### REQUEST
In the listing below, swap every "body-line" for "text-line" and write out all the lines again with nothing else changed.
==== SUPPLIED MATERIAL ====
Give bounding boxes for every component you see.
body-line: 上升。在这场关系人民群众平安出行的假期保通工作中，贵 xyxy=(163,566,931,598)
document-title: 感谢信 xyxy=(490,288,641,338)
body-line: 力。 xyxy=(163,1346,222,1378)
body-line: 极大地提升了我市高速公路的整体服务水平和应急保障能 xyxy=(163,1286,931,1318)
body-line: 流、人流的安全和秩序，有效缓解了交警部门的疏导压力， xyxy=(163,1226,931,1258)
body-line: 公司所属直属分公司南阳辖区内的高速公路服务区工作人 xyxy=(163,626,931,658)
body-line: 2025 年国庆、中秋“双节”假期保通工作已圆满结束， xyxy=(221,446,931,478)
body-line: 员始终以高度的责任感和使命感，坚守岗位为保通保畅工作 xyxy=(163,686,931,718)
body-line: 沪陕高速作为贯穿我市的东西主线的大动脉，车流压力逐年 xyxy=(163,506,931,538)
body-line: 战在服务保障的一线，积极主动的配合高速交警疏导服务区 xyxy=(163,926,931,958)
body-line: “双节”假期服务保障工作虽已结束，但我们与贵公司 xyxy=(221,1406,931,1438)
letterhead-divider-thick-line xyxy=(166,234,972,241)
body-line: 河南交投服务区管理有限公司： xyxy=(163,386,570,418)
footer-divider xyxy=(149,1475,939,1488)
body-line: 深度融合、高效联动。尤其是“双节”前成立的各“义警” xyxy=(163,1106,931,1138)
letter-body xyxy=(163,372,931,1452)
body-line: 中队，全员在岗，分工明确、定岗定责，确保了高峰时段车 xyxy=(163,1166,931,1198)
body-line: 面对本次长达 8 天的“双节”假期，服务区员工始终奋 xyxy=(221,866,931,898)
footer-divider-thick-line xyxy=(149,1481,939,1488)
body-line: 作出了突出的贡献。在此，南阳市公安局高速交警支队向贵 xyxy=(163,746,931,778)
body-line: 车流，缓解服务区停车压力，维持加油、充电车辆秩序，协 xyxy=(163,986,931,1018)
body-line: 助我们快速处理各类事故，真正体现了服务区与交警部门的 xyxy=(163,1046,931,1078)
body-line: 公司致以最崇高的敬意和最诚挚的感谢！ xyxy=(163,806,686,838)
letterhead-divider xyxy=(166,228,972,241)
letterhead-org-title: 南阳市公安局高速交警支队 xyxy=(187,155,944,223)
====
### TASK RESPONSE
Give bounding boxes for every component you see.
text-line: 上升。在这场关系人民群众平安出行的假期保通工作中，贵 xyxy=(163,566,931,598)
document-title: 感谢信 xyxy=(490,288,641,338)
text-line: 力。 xyxy=(163,1346,222,1378)
text-line: 极大地提升了我市高速公路的整体服务水平和应急保障能 xyxy=(163,1286,931,1318)
text-line: 流、人流的安全和秩序，有效缓解了交警部门的疏导压力， xyxy=(163,1226,931,1258)
text-line: 公司所属直属分公司南阳辖区内的高速公路服务区工作人 xyxy=(163,626,931,658)
text-line: 2025 年国庆、中秋“双节”假期保通工作已圆满结束， xyxy=(221,446,931,478)
text-line: 员始终以高度的责任感和使命感，坚守岗位为保通保畅工作 xyxy=(163,686,931,718)
text-line: 沪陕高速作为贯穿我市的东西主线的大动脉，车流压力逐年 xyxy=(163,506,931,538)
text-line: 战在服务保障的一线，积极主动的配合高速交警疏导服务区 xyxy=(163,926,931,958)
text-line: “双节”假期服务保障工作虽已结束，但我们与贵公司 xyxy=(221,1406,931,1438)
letterhead-divider-thick-line xyxy=(166,234,972,241)
text-line: 河南交投服务区管理有限公司： xyxy=(163,386,570,418)
footer-divider xyxy=(149,1475,939,1488)
text-line: 深度融合、高效联动。尤其是“双节”前成立的各“义警” xyxy=(163,1106,931,1138)
letter-body xyxy=(163,372,931,1452)
text-line: 中队，全员在岗，分工明确、定岗定责，确保了高峰时段车 xyxy=(163,1166,931,1198)
text-line: 面对本次长达 8 天的“双节”假期，服务区员工始终奋 xyxy=(221,866,931,898)
footer-divider-thick-line xyxy=(149,1481,939,1488)
text-line: 作出了突出的贡献。在此，南阳市公安局高速交警支队向贵 xyxy=(163,746,931,778)
text-line: 车流，缓解服务区停车压力，维持加油、充电车辆秩序，协 xyxy=(163,986,931,1018)
text-line: 助我们快速处理各类事故，真正体现了服务区与交警部门的 xyxy=(163,1046,931,1078)
text-line: 公司致以最崇高的敬意和最诚挚的感谢！ xyxy=(163,806,686,838)
letterhead-divider xyxy=(166,228,972,241)
letterhead-org-title: 南阳市公安局高速交警支队 xyxy=(187,155,944,223)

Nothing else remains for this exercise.